* [WORK TO BE COMPLETED] Copy each line of the records that contains the word "employees".
>> start ITEMS
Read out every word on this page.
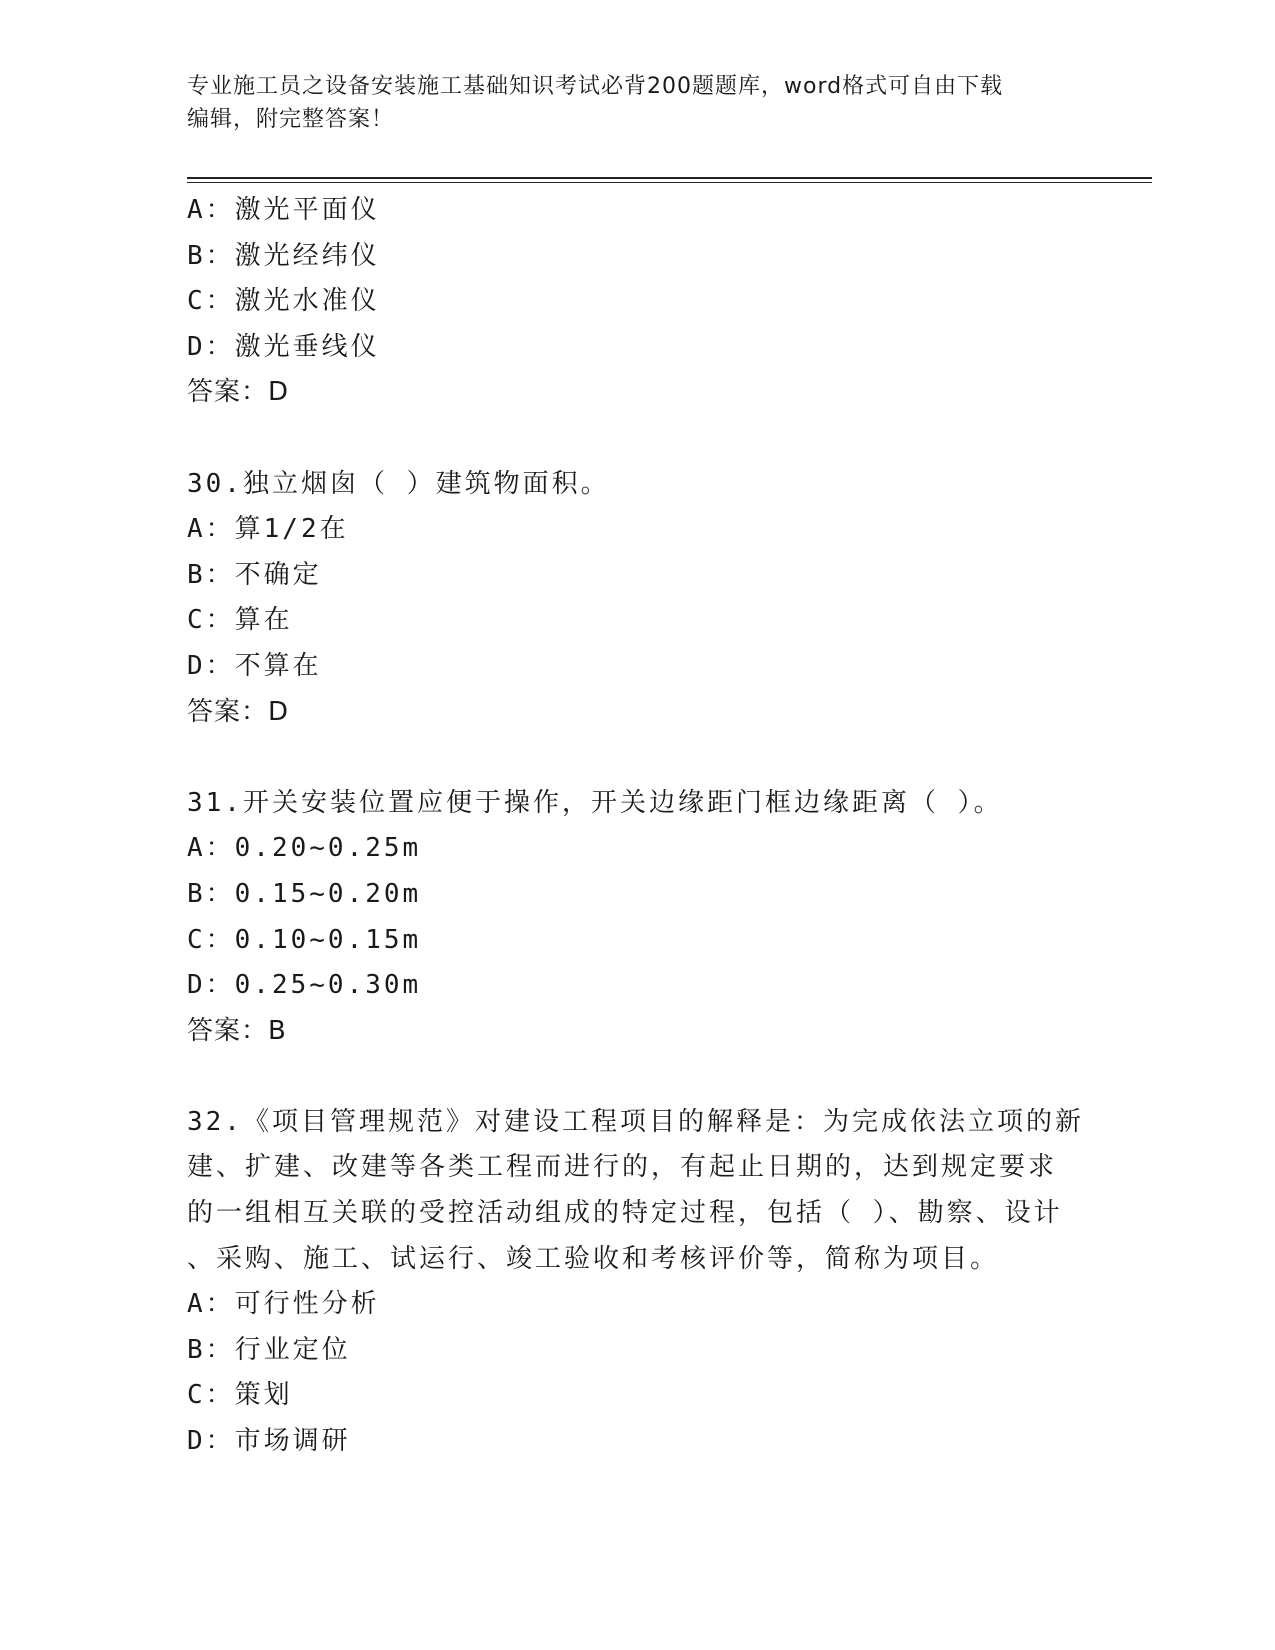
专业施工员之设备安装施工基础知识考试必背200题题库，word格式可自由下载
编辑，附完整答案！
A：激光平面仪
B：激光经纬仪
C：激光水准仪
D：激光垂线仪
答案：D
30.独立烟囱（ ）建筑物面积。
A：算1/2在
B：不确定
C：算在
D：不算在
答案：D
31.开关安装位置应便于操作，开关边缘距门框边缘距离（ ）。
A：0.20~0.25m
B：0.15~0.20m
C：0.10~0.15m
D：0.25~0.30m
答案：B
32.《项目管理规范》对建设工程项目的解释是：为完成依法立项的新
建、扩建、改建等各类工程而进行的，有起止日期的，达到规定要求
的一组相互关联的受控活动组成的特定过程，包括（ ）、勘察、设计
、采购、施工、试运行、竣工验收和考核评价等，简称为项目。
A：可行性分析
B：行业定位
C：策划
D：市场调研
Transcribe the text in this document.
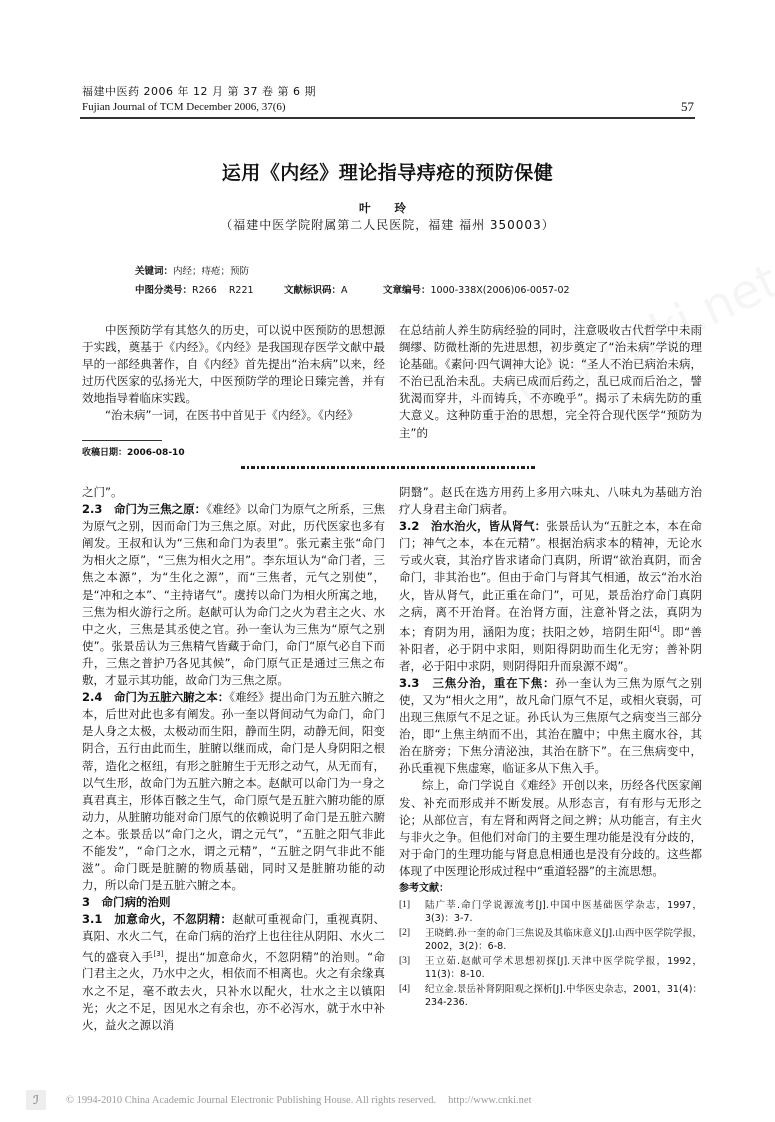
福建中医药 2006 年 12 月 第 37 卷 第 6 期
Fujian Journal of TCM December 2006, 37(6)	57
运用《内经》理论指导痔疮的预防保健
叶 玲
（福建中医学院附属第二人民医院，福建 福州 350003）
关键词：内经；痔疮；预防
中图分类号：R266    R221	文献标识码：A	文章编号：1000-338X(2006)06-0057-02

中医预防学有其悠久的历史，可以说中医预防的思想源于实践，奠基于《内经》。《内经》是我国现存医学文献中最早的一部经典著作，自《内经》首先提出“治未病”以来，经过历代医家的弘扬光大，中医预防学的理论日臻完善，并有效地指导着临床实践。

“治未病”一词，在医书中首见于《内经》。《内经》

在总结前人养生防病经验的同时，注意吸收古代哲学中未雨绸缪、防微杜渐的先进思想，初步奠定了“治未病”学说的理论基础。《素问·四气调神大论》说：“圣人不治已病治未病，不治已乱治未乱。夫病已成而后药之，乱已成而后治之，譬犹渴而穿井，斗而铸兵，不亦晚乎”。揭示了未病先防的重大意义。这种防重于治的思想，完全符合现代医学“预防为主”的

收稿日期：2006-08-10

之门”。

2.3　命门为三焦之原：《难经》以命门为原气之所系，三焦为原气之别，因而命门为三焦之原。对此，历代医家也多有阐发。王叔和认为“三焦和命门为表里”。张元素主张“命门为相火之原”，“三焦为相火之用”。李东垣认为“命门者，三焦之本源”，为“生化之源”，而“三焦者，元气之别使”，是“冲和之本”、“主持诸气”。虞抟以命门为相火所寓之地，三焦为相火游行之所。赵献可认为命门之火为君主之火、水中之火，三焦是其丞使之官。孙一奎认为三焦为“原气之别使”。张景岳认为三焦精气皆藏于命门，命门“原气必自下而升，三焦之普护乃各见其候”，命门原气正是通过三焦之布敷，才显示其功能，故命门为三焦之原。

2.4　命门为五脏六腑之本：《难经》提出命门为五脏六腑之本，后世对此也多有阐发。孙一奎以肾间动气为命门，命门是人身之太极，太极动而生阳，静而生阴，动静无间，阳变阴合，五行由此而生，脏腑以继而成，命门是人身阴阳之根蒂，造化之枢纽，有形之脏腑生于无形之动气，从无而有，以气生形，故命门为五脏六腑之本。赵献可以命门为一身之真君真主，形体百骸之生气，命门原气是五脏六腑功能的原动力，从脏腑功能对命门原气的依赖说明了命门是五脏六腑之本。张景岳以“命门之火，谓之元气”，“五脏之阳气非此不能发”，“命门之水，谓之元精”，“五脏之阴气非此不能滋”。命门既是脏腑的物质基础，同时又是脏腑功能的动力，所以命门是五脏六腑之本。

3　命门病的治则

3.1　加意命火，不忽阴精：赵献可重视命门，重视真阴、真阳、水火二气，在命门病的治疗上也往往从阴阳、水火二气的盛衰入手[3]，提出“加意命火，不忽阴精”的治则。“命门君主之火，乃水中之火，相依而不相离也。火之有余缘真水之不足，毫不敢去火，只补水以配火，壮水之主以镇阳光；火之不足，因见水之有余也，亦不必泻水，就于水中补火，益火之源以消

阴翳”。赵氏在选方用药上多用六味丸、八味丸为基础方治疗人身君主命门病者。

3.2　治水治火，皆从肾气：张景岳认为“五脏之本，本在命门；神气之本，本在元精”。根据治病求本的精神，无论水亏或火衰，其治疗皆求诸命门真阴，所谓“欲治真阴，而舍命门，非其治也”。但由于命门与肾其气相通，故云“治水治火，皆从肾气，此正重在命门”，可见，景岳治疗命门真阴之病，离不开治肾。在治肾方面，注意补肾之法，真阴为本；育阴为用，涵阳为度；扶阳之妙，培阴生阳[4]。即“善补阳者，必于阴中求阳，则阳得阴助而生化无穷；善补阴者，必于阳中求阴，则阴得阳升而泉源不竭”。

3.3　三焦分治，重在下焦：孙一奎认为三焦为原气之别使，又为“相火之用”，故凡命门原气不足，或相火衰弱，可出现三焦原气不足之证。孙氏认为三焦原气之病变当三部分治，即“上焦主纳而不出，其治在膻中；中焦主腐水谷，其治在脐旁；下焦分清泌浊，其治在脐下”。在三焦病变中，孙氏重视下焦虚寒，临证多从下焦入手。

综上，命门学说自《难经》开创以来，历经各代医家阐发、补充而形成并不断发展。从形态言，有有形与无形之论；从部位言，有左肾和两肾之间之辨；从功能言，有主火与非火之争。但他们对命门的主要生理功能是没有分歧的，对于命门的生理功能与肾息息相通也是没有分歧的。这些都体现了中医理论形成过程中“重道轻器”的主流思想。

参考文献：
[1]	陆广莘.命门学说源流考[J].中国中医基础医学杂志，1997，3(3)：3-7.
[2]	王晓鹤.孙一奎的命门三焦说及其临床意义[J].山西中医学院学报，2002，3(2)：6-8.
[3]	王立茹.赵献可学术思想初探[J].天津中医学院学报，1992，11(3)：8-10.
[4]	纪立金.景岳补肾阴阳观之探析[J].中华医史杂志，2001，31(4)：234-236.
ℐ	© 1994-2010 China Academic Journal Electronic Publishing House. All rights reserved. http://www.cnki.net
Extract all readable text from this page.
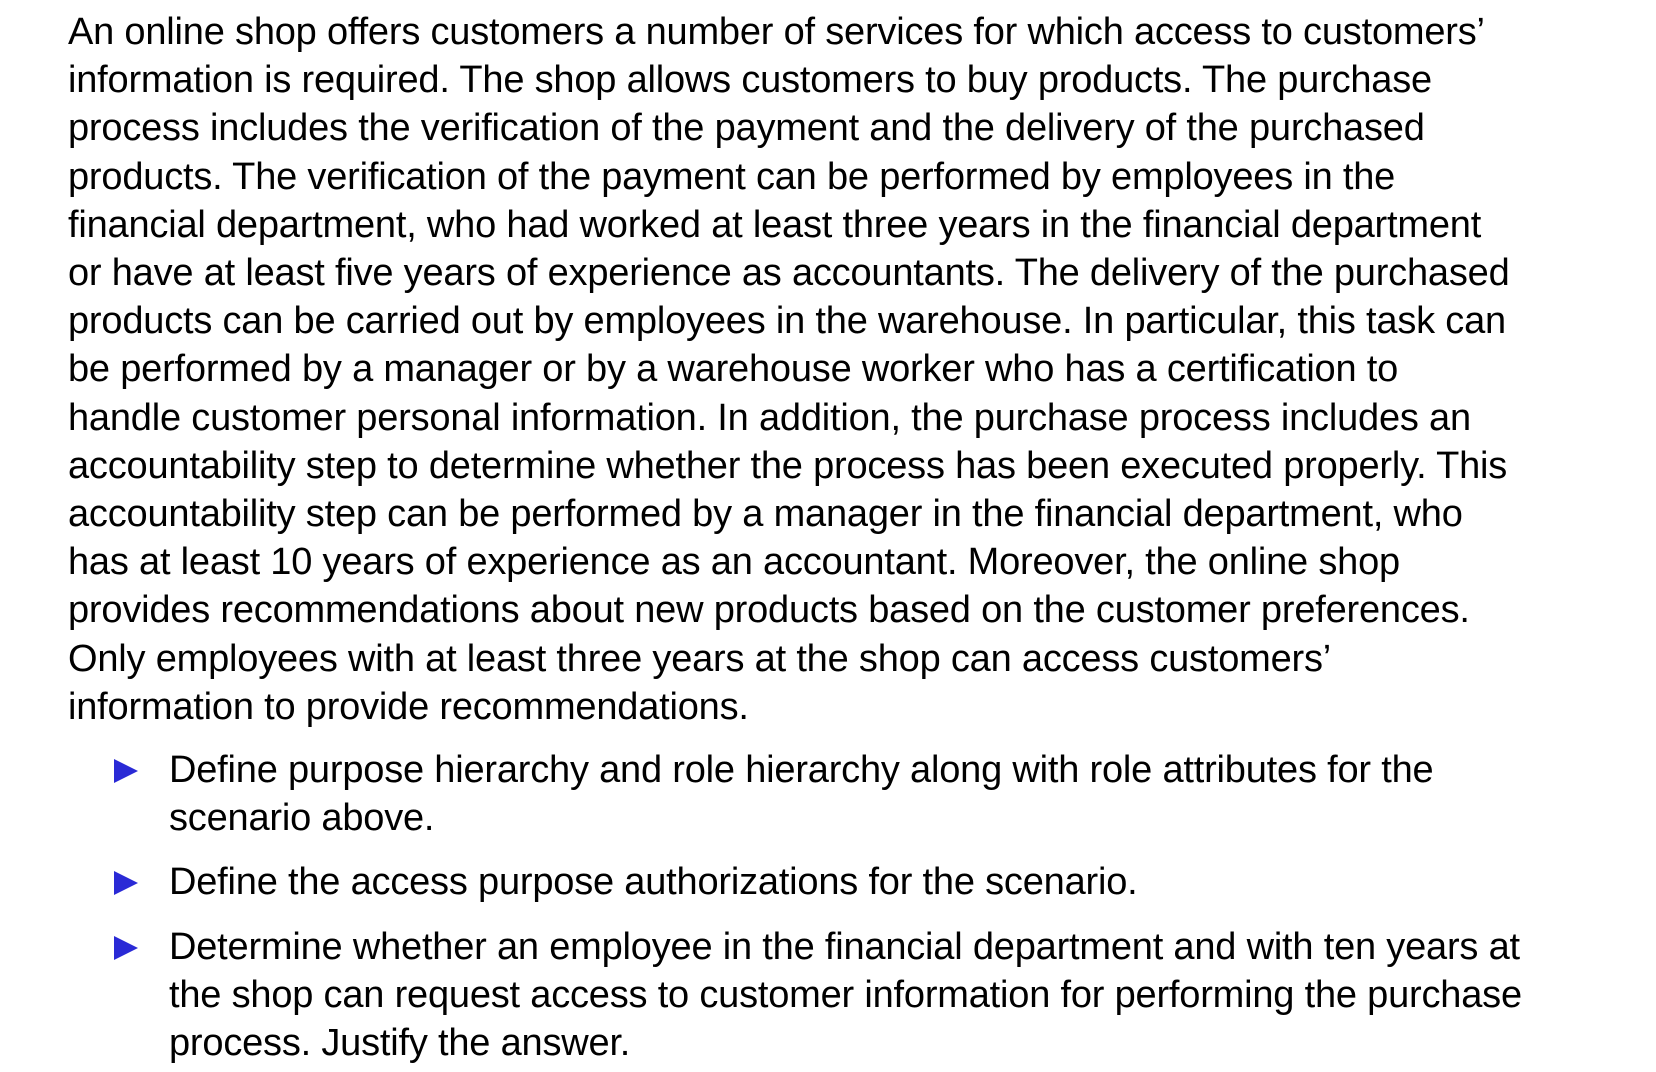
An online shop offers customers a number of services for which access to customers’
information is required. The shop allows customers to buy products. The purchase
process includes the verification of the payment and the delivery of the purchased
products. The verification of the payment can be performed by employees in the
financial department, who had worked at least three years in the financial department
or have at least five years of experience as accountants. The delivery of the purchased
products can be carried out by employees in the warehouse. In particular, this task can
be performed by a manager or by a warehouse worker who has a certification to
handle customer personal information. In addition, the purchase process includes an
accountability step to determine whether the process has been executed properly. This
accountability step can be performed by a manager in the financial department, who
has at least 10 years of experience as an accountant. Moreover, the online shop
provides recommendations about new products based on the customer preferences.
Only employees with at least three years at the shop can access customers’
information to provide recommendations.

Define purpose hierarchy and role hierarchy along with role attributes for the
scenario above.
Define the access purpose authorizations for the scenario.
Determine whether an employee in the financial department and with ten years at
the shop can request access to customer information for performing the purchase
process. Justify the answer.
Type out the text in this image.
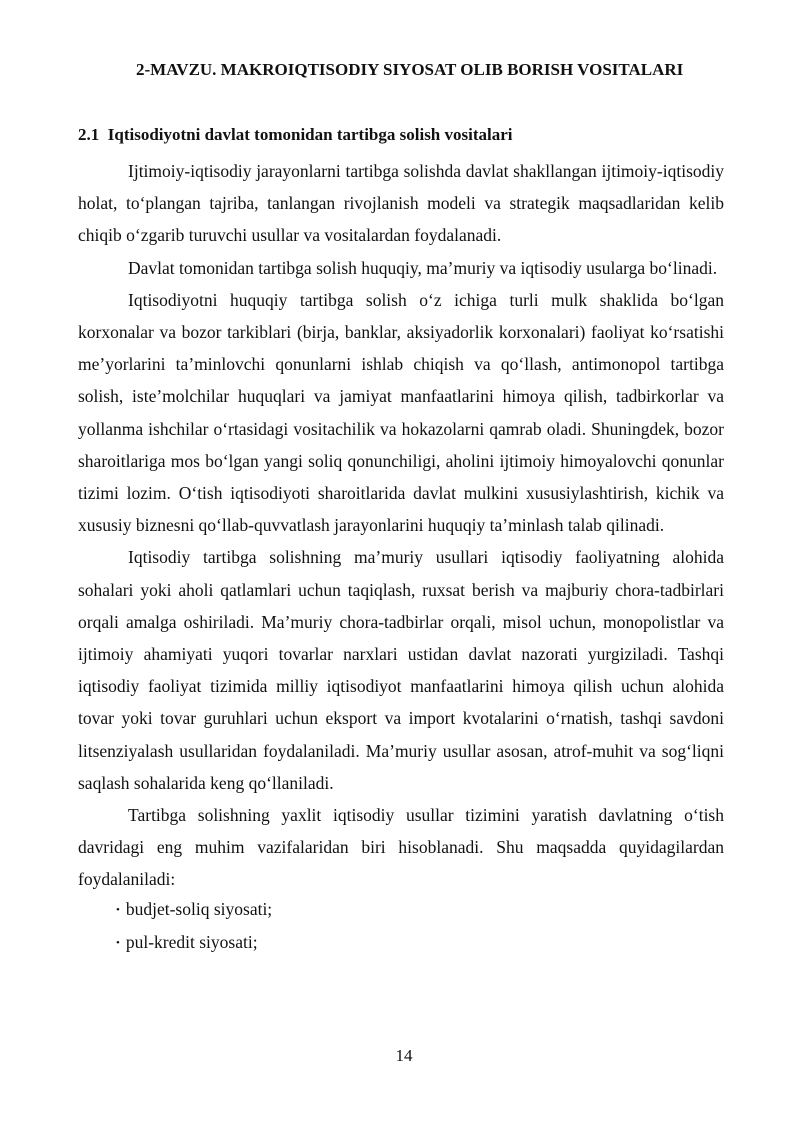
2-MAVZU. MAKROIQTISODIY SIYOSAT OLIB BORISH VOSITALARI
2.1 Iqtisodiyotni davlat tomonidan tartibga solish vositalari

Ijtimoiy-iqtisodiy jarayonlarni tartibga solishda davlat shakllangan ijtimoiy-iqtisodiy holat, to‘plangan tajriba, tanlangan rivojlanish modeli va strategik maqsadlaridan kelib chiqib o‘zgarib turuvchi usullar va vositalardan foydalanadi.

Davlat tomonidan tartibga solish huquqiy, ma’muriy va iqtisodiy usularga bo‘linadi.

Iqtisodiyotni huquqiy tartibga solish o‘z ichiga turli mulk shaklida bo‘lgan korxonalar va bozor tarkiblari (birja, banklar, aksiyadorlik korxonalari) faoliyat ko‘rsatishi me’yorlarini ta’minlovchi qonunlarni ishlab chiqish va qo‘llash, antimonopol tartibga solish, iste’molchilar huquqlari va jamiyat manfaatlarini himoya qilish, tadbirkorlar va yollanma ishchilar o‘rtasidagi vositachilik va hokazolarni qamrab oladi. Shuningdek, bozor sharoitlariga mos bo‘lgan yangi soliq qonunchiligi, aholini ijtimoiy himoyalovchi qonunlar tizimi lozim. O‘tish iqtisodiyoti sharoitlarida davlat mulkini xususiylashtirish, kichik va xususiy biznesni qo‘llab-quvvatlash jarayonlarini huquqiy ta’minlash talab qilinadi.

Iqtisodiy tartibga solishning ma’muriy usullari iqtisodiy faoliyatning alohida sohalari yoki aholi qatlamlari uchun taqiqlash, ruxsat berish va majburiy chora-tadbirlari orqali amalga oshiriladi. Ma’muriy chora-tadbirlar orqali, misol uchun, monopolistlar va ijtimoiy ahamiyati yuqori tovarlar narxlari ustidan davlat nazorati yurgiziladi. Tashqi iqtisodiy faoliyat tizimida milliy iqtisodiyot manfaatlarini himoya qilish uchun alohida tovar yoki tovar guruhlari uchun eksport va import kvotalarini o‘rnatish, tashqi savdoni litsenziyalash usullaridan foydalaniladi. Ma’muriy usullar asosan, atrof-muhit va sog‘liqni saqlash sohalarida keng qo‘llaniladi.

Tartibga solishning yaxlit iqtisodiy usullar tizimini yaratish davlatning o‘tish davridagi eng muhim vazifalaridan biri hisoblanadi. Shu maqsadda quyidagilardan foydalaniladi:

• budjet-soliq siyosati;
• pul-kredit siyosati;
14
>> end ITEMS
* [RESULT OF THE TASK]
products. The verification of the payment can be performed by employees in the
products can be carried out by employees in the warehouse. In particular, this task can
Only employees with at least three years at the shop can access customers’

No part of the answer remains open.